| Task goal |
Copy the data from the line with "scaling-factor-label: DESIGNATE SCALING" to the line with "tab-printing-quality[interactable]: PRINTING QUALITY", substituting "sample-text-line" for "preview-text-line" and keeping everything else the same.

| Supplied material |
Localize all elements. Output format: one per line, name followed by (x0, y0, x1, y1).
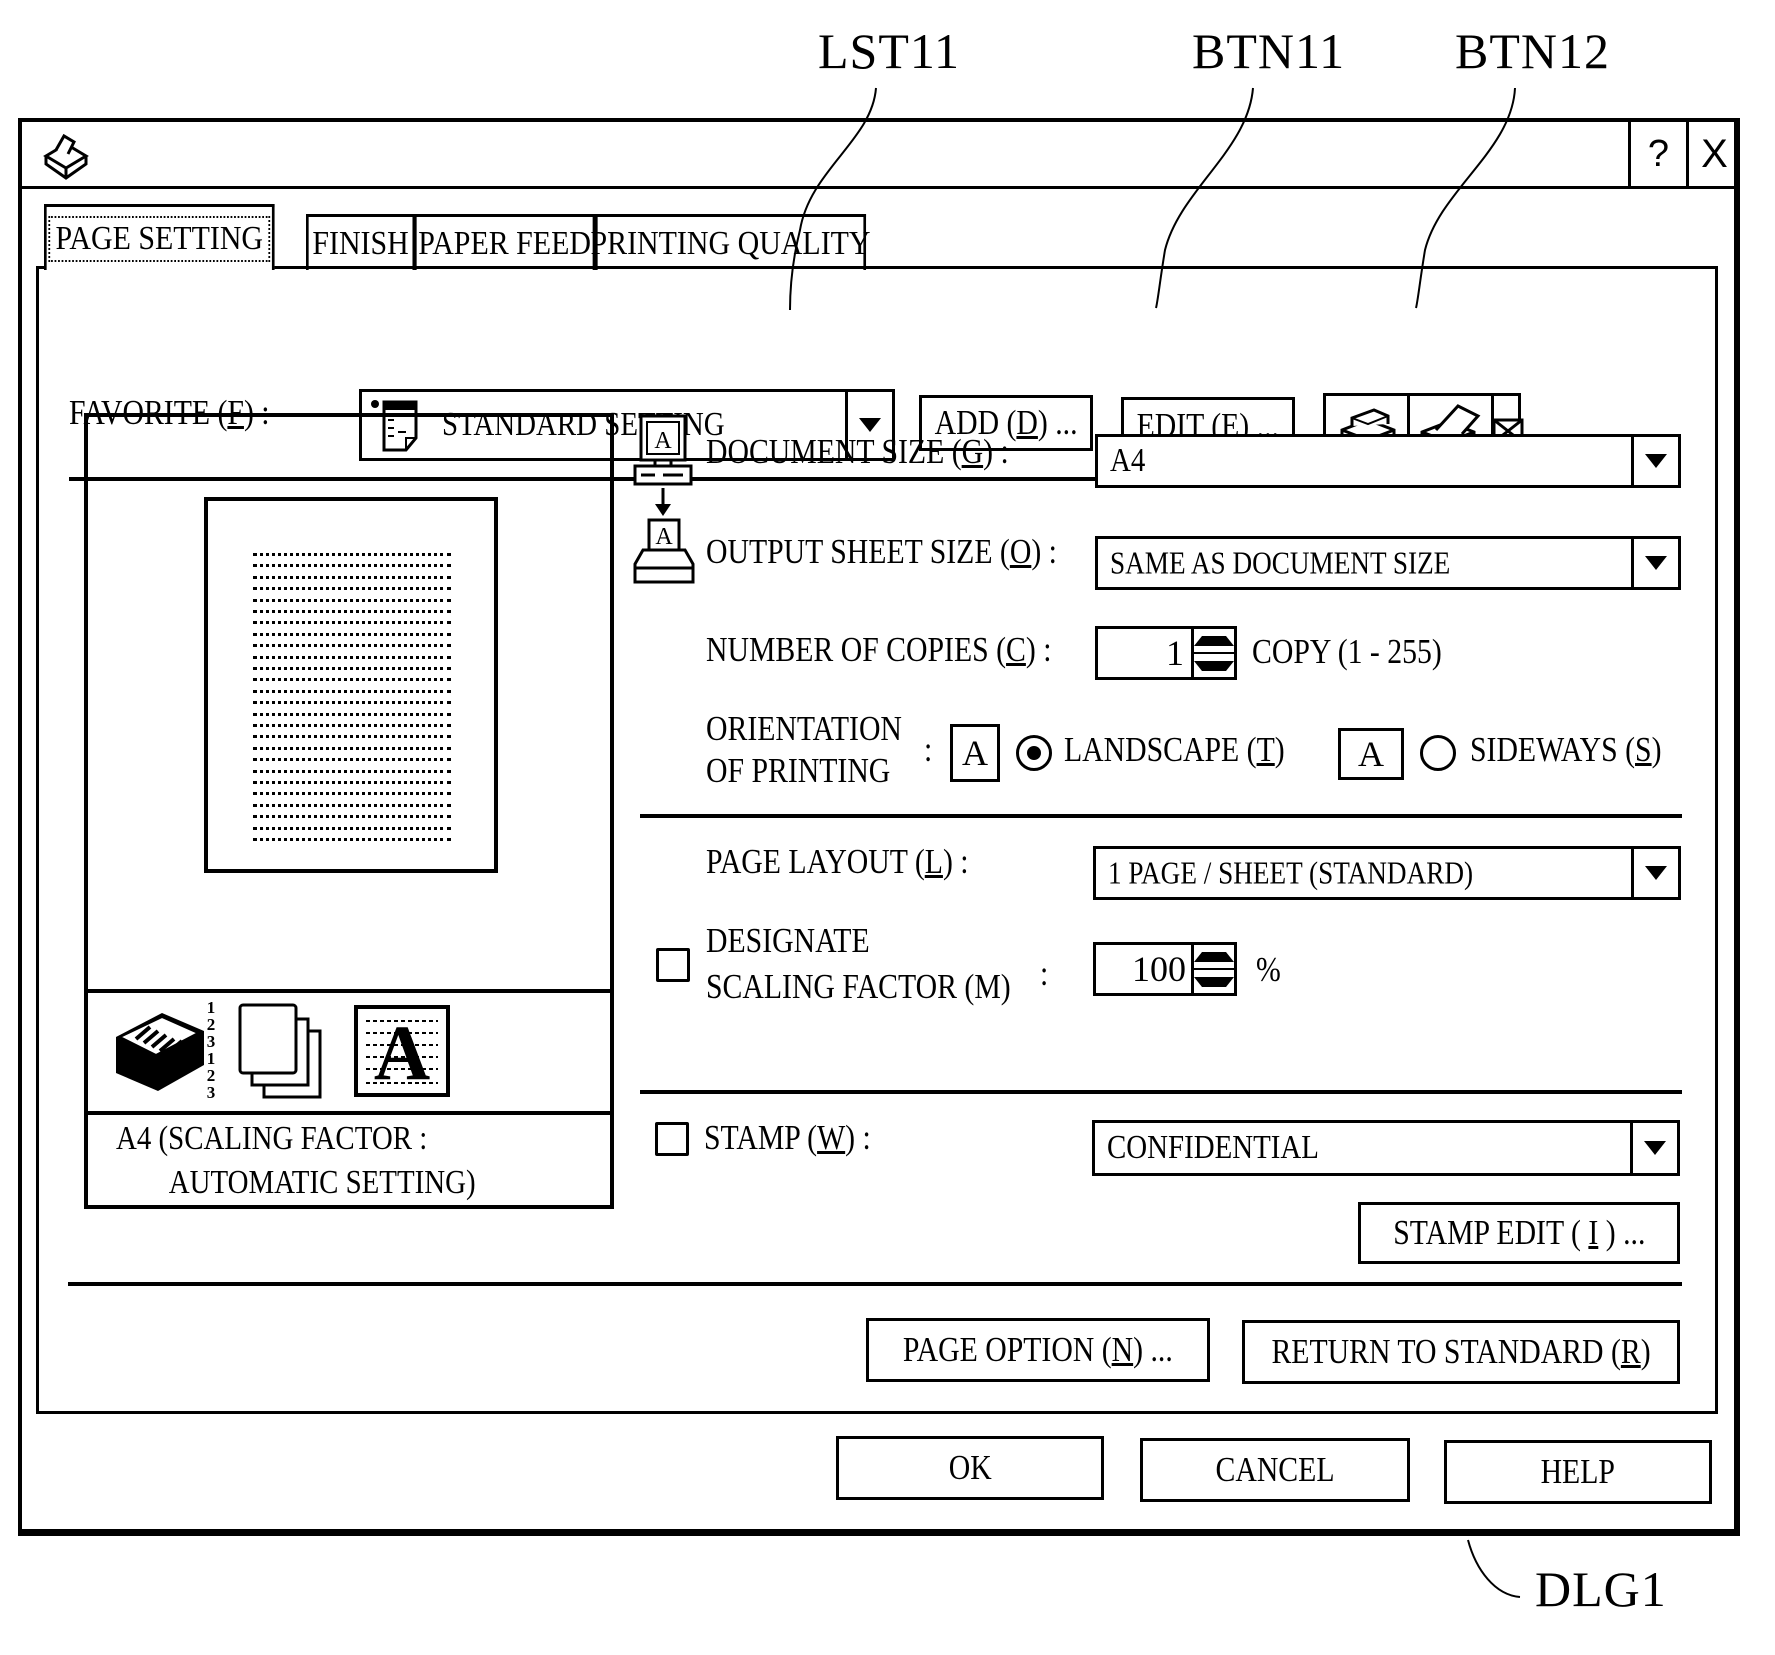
scaling-factor-label: DESIGNATE SCALING FACTOR (M) (706, 921, 1011, 1006)
preview-text-line (253, 826, 451, 830)
stamp-edit-button[interactable]: STAMP EDIT ( I ) ... (1358, 1202, 1680, 1264)
text-a-icon: A (354, 1005, 450, 1097)
divider (68, 1282, 1682, 1286)
preview-text-line (253, 781, 451, 784)
stamp-dropdown[interactable]: CONFIDENTIAL (1092, 1120, 1680, 1176)
portrait-page-icon: A (950, 724, 1000, 782)
orientation-colon: : (924, 730, 933, 769)
leader-line-dlg1 (1467, 1539, 1521, 1598)
document-size-dropdown[interactable]: A4 (1095, 434, 1681, 488)
chevron-down-icon[interactable] (1631, 437, 1678, 485)
document-to-output-icon: A A (633, 414, 695, 584)
sideways-radio[interactable] (1420, 735, 1456, 771)
orientation-label: ORIENTATION OF PRINTING (706, 709, 902, 790)
preview-text-line (253, 758, 451, 762)
ref-label-btn11: BTN11 (1192, 23, 1346, 79)
landscape-radio[interactable] (1016, 735, 1052, 771)
increment-icon[interactable] (1194, 945, 1234, 968)
tab-printing-quality[interactable]: PRINTING QUALITY (590, 214, 871, 270)
stamp-checkbox[interactable] (655, 1122, 689, 1156)
preview-text-line (253, 553, 451, 556)
chevron-down-icon[interactable] (1631, 539, 1678, 587)
tab-finish[interactable]: FINISH (306, 214, 416, 270)
svg-text:A: A (374, 1009, 430, 1093)
collate-order-numbers: 123123 (206, 998, 216, 1102)
decrement-icon[interactable] (1194, 968, 1234, 993)
preview-text-line (253, 815, 451, 819)
printer-icon (43, 133, 89, 180)
preview-sheet (204, 497, 498, 873)
return-to-standard-button[interactable]: RETURN TO STANDARD (R) (1242, 1320, 1680, 1384)
preview-caption: A4 (SCALING FACTOR : AUTOMATIC SETTING) (116, 1120, 476, 1201)
preview-text-line (253, 803, 451, 807)
preview-text-line (253, 769, 451, 773)
tab-page-setting[interactable]: PAGE SETTING (44, 204, 275, 270)
divider (640, 1090, 1682, 1094)
scaling-factor-stepper[interactable]: 100 (1093, 942, 1237, 996)
preview-text-line (253, 598, 451, 602)
page-layout-dropdown[interactable]: 1 PAGE / SHEET (STANDARD) (1093, 846, 1681, 900)
copies-label: NUMBER OF COPIES (C) : (706, 630, 1052, 669)
page-option-button[interactable]: PAGE OPTION (N) ... (866, 1318, 1210, 1382)
chevron-down-icon[interactable] (1630, 1123, 1677, 1173)
svg-text:A: A (654, 428, 672, 454)
preview-text-line (253, 610, 451, 613)
preview-text-line (253, 689, 451, 693)
copies-range-label: COPY (1 - 255) (1252, 632, 1442, 671)
decrement-icon[interactable] (1194, 652, 1234, 677)
preview-text-line (253, 838, 451, 841)
page-preview-panel: 123123 A A4 (SCALING FACTOR : AUTOMATIC … (84, 413, 614, 1209)
stamp-label: STAMP (W) : (704, 1118, 871, 1157)
cancel-button[interactable]: CANCEL (1140, 1438, 1410, 1502)
help-title-button[interactable]: ? (1628, 122, 1686, 186)
output-sheet-size-dropdown[interactable]: SAME AS DOCUMENT SIZE (1095, 536, 1681, 590)
scaling-colon: : (1040, 954, 1049, 993)
collated-stack-icon (116, 1013, 204, 1091)
ref-label-btn12: BTN12 (1455, 23, 1610, 79)
divider (640, 814, 1682, 818)
preview-text-line (253, 575, 451, 579)
landscape-label[interactable]: LANDSCAPE (T) (1064, 730, 1285, 770)
close-icon: X (1701, 131, 1728, 176)
preview-text-line (253, 632, 451, 636)
designate-scaling-checkbox[interactable] (656, 948, 690, 982)
preview-text-line (253, 701, 451, 705)
percent-label: % (1256, 950, 1281, 989)
increment-icon[interactable] (1194, 629, 1234, 652)
preview-text-line (253, 564, 451, 568)
sideways-label[interactable]: SIDEWAYS (S) (1470, 730, 1661, 770)
output-sheet-size-label: OUTPUT SHEET SIZE (O) : (706, 532, 1057, 571)
help-button[interactable]: HELP (1444, 1440, 1712, 1504)
help-icon: ? (1647, 132, 1670, 175)
preview-text-line (253, 667, 451, 670)
title-bar: ? X (22, 122, 1734, 189)
multiple-pages-icon (238, 1003, 322, 1099)
ref-label-dlg1: DLG1 (1535, 1561, 1667, 1617)
preview-text-line (253, 792, 451, 796)
preview-text-line (253, 712, 451, 716)
preview-text-line (253, 655, 451, 659)
preview-text-line (253, 735, 451, 739)
document-size-label: DOCUMENT SIZE (G) : (706, 432, 1009, 471)
ref-label-lst11: LST11 (818, 23, 961, 79)
preview-text-line (253, 644, 451, 648)
preview-text-line (253, 587, 451, 591)
copies-stepper[interactable]: 1 (1095, 626, 1237, 680)
preview-icon-strip: 123123 A (88, 989, 610, 1115)
tab-paper-feed[interactable]: PAPER FEED (414, 214, 596, 270)
chevron-down-icon[interactable] (1631, 849, 1678, 897)
preview-text-line (253, 746, 451, 750)
preview-text-line (253, 621, 451, 625)
close-button[interactable]: X (1686, 122, 1740, 186)
sideways-page-icon: A (1338, 728, 1404, 780)
preview-text-line (253, 724, 451, 727)
svg-text:A: A (655, 524, 673, 550)
ok-button[interactable]: OK (836, 1436, 1104, 1500)
page-layout-label: PAGE LAYOUT (L) : (706, 842, 969, 881)
preview-text-line (253, 678, 451, 682)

| Written answer |
scaling-factor-label: DESIGNATE SCALING FACTOR (M) (706, 921, 1011, 1006)
sample-text-line (253, 826, 451, 830)
stamp-edit-button[interactable]: STAMP EDIT ( I ) ... (1358, 1202, 1680, 1264)
text-a-icon: A (354, 1005, 450, 1097)
divider (68, 1282, 1682, 1286)
sample-text-line (253, 781, 451, 784)
stamp-dropdown[interactable]: CONFIDENTIAL (1092, 1120, 1680, 1176)
portrait-page-icon: A (950, 724, 1000, 782)
orientation-colon: : (924, 730, 933, 769)
leader-line-dlg1 (1467, 1539, 1521, 1598)
document-size-dropdown[interactable]: A4 (1095, 434, 1681, 488)
chevron-down-icon[interactable] (1631, 437, 1678, 485)
document-to-output-icon: A A (633, 414, 695, 584)
sideways-radio[interactable] (1420, 735, 1456, 771)
orientation-label: ORIENTATION OF PRINTING (706, 709, 902, 790)
sample-text-line (253, 758, 451, 762)
ref-label-btn11: BTN11 (1192, 23, 1346, 79)
landscape-radio[interactable] (1016, 735, 1052, 771)
increment-icon[interactable] (1194, 945, 1234, 968)
tab-printing-quality[interactable]: PRINTING QUALITY (590, 214, 871, 270)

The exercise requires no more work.